▶ **Consegna**
Estrai dal brano sulla croce di Gerusalemme il passo che comincia con "Contemporaneamente, all'inizio del" e si chiude con "quello più importante.", riportandolo parola per parola.

====== Brano di testo ======

Nel XIII secolo, dunque, la croce, a partire da Giovanni di Brienne - non sono escluse influenze bizantine - sembra essere lo stemma di coloro che reclamano il trono di Gerusalemme. Appare soprattutto nel regno angioino di Napoli, che così contendeva la corona di Gerusalemme alla dinastia cipriota dei Lusignano. Nel XIV secolo, e anche dopo, continua a riapparire nel contesto storico del regno di Gerusalemme. Si è pertanto consolidata l'erronea convinzione che i crociati a Gerusalemme avessero come stemma la croce di Gerusalemme seminata o piena.
Contemporaneamente, all'inizio del XIV secolo, nel contesto sia teologico sia politico la croce seminata subì una riduzione e venne limitata a quattro piccole croci attorno alla croce greca. Come si giunse a ciò? Il Giudizio universale di Giotto (1302-1305) e la moneta cipriota (1306-1310) fanno risalire la croce di Gerusalemme più o meno allo stesso periodo. Tuttavia, il contesto teologico sembra essere quello più importante.
A Cipro invece fu l'obbligo politico di minare le pretese degli Angiò di Napoli su Gerusalemme a fare accettare la croce di Gerusalemme con le croci ridotte a cinque. Nella motivazione teologica degli atti di culto, il simbolismo dei numeri svolge un ruolo importante.

====== Righe riportate ======

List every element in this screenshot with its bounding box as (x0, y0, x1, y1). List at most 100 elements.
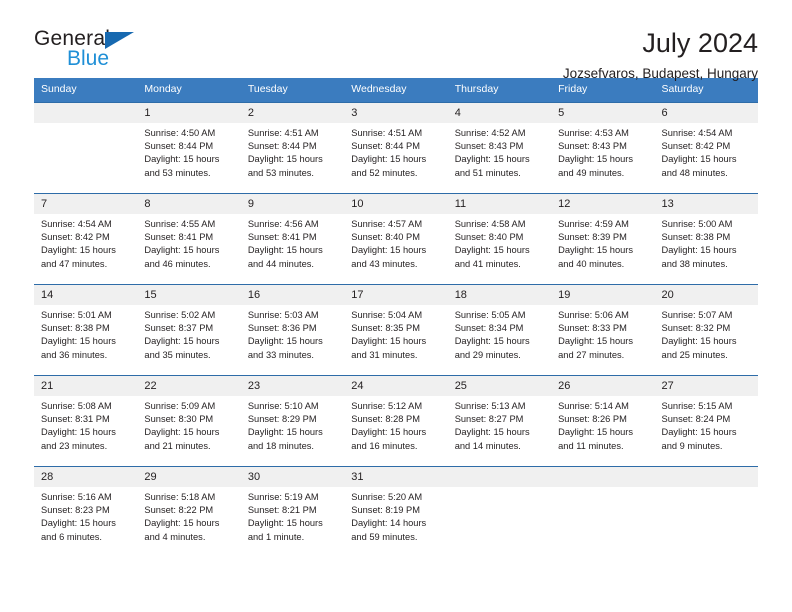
sunrise-text: Sunrise: 5:00 AM (661, 219, 733, 229)
day-number: 22 (144, 380, 157, 392)
daylight-text-line2: and 53 minutes. (247, 167, 314, 178)
sunset-text: Sunset: 8:34 PM (454, 323, 524, 334)
sunset-text: Sunset: 8:21 PM (247, 505, 317, 516)
day-number: 12 (558, 198, 571, 210)
daylight-text-line1: Daylight: 15 hours (454, 154, 530, 165)
daylight-text-line2: and 46 minutes. (144, 258, 211, 269)
sunrise-text: Sunrise: 4:51 AM (351, 128, 423, 138)
daylight-text-line1: Daylight: 15 hours (41, 336, 116, 347)
daylight-text-line1: Daylight: 15 hours (144, 245, 220, 256)
day-cell (655, 487, 758, 557)
day-cell: Sunrise: 4:55 AM Sunset: 8:41 PM Dayligh… (137, 214, 240, 284)
sunset-text: Sunset: 8:24 PM (661, 414, 731, 425)
day-number-band: 1 2 3 4 5 6 (34, 103, 758, 123)
day-detail-band: Sunrise: 5:16 AM Sunset: 8:23 PM Dayligh… (34, 487, 758, 557)
day-cell: Sunrise: 5:08 AM Sunset: 8:31 PM Dayligh… (34, 396, 137, 466)
daylight-text-line1: Daylight: 15 hours (558, 336, 634, 347)
day-number: 17 (351, 289, 364, 301)
day-number: 21 (41, 380, 54, 392)
sunset-text: Sunset: 8:41 PM (144, 232, 214, 243)
sunrise-text: Sunrise: 5:20 AM (351, 492, 423, 502)
daylight-text-line2: and 44 minutes. (247, 258, 314, 269)
day-cell: Sunrise: 4:51 AM Sunset: 8:44 PM Dayligh… (241, 123, 344, 193)
daylight-text-line2: and 40 minutes. (558, 258, 625, 269)
daylight-text-line1: Daylight: 15 hours (661, 427, 737, 438)
sunrise-text: Sunrise: 4:57 AM (351, 219, 423, 229)
day-cell: Sunrise: 4:54 AM Sunset: 8:42 PM Dayligh… (34, 214, 137, 284)
daylight-text-line1: Daylight: 15 hours (454, 245, 530, 256)
calendar-week-row: 1 2 3 4 5 6 Sunrise: 4:50 AM Sunset: 8:4… (34, 102, 758, 193)
day-cell: Sunrise: 5:09 AM Sunset: 8:30 PM Dayligh… (137, 396, 240, 466)
sunset-text: Sunset: 8:32 PM (661, 323, 731, 334)
sunrise-text: Sunrise: 5:03 AM (247, 310, 319, 320)
day-cell (551, 487, 654, 557)
sunset-text: Sunset: 8:40 PM (351, 232, 420, 243)
calendar-week-row: 14 15 16 17 18 19 20 Sunrise: 5:01 AM Su… (34, 284, 758, 375)
sunrise-text: Sunrise: 4:56 AM (247, 219, 319, 229)
day-cell: Sunrise: 5:18 AM Sunset: 8:22 PM Dayligh… (137, 487, 240, 557)
daylight-text-line2: and 29 minutes. (454, 349, 521, 360)
calendar-week-row: 21 22 23 24 25 26 27 Sunrise: 5:08 AM Su… (34, 375, 758, 466)
day-number: 15 (144, 289, 157, 301)
daylight-text-line1: Daylight: 15 hours (351, 245, 427, 256)
page-header: General Blue July 2024 Jozsefvaros, Buda… (34, 0, 758, 82)
daylight-text-line1: Daylight: 15 hours (661, 245, 737, 256)
sunrise-text: Sunrise: 4:55 AM (144, 219, 216, 229)
title-block: July 2024 Jozsefvaros, Budapest, Hungary (563, 28, 758, 83)
sunrise-text: Sunrise: 4:53 AM (558, 128, 629, 138)
sunset-text: Sunset: 8:33 PM (558, 323, 627, 334)
day-cell: Sunrise: 4:50 AM Sunset: 8:44 PM Dayligh… (137, 123, 240, 193)
sunrise-text: Sunrise: 5:13 AM (454, 401, 526, 411)
daylight-text-line2: and 49 minutes. (558, 167, 625, 178)
sunset-text: Sunset: 8:26 PM (558, 414, 627, 425)
day-number: 18 (454, 289, 467, 301)
day-number: 30 (247, 471, 261, 483)
day-detail-band: Sunrise: 4:54 AM Sunset: 8:42 PM Dayligh… (34, 214, 758, 284)
day-cell: Sunrise: 5:04 AM Sunset: 8:35 PM Dayligh… (344, 305, 447, 375)
day-cell: Sunrise: 4:53 AM Sunset: 8:43 PM Dayligh… (551, 123, 654, 193)
day-number: 4 (454, 107, 461, 119)
day-cell: Sunrise: 5:06 AM Sunset: 8:33 PM Dayligh… (551, 305, 654, 375)
day-number (655, 467, 758, 487)
day-cell: Sunrise: 5:12 AM Sunset: 8:28 PM Dayligh… (344, 396, 447, 466)
daylight-text-line2: and 27 minutes. (558, 349, 625, 360)
day-cell: Sunrise: 5:14 AM Sunset: 8:26 PM Dayligh… (551, 396, 654, 466)
daylight-text-line2: and 36 minutes. (41, 349, 108, 360)
day-number (34, 103, 137, 123)
day-number: 28 (41, 471, 54, 483)
daylight-text-line1: Daylight: 15 hours (351, 427, 427, 438)
day-detail-band: Sunrise: 4:50 AM Sunset: 8:44 PM Dayligh… (34, 123, 758, 193)
sunrise-text: Sunrise: 5:01 AM (41, 310, 112, 320)
weekday-header-row: Sunday Monday Tuesday Wednesday Thursday… (34, 78, 758, 102)
weekday-header-friday: Friday (558, 83, 588, 95)
day-cell: Sunrise: 4:59 AM Sunset: 8:39 PM Dayligh… (551, 214, 654, 284)
day-number: 16 (247, 289, 261, 301)
day-number: 8 (144, 198, 151, 210)
sunrise-text: Sunrise: 5:08 AM (41, 401, 112, 411)
daylight-text-line1: Daylight: 15 hours (144, 427, 220, 438)
day-detail-band: Sunrise: 5:01 AM Sunset: 8:38 PM Dayligh… (34, 305, 758, 375)
day-number: 24 (351, 380, 364, 392)
day-number: 1 (144, 107, 151, 119)
day-number: 31 (351, 471, 364, 483)
daylight-text-line1: Daylight: 15 hours (144, 336, 220, 347)
sunset-text: Sunset: 8:44 PM (247, 141, 317, 152)
weekday-header-thursday: Thursday (454, 83, 499, 95)
sunset-text: Sunset: 8:36 PM (247, 323, 317, 334)
sunset-text: Sunset: 8:44 PM (144, 141, 214, 152)
daylight-text-line1: Daylight: 15 hours (454, 427, 530, 438)
sunrise-text: Sunrise: 5:05 AM (454, 310, 526, 320)
daylight-text-line2: and 9 minutes. (661, 440, 723, 451)
day-number: 11 (454, 198, 467, 210)
sunrise-text: Sunrise: 4:52 AM (454, 128, 526, 138)
day-cell: Sunrise: 4:58 AM Sunset: 8:40 PM Dayligh… (448, 214, 551, 284)
daylight-text-line1: Daylight: 15 hours (351, 336, 427, 347)
daylight-text-line2: and 16 minutes. (351, 440, 418, 451)
general-blue-logo: General Blue (34, 28, 154, 74)
day-cell: Sunrise: 5:00 AM Sunset: 8:38 PM Dayligh… (655, 214, 758, 284)
day-cell: Sunrise: 5:16 AM Sunset: 8:23 PM Dayligh… (34, 487, 137, 557)
sunset-text: Sunset: 8:27 PM (454, 414, 524, 425)
weekday-header-sunday: Sunday (41, 83, 77, 95)
sunset-text: Sunset: 8:28 PM (351, 414, 420, 425)
calendar-page: General Blue July 2024 Jozsefvaros, Buda… (0, 0, 792, 612)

======

▶ **Soluzione**
Contemporaneamente, all'inizio del XIV secolo, nel contesto sia teologico sia politico la croce seminata subì una riduzione e venne limitata a quattro piccole croci attorno alla croce greca. Come si giunse a ciò? Il Giudizio universale di Giotto (1302-1305) e la moneta cipriota (1306-1310) fanno risalire la croce di Gerusalemme più o meno allo stesso periodo. Tuttavia, il contesto teologico sembra essere quello più importante.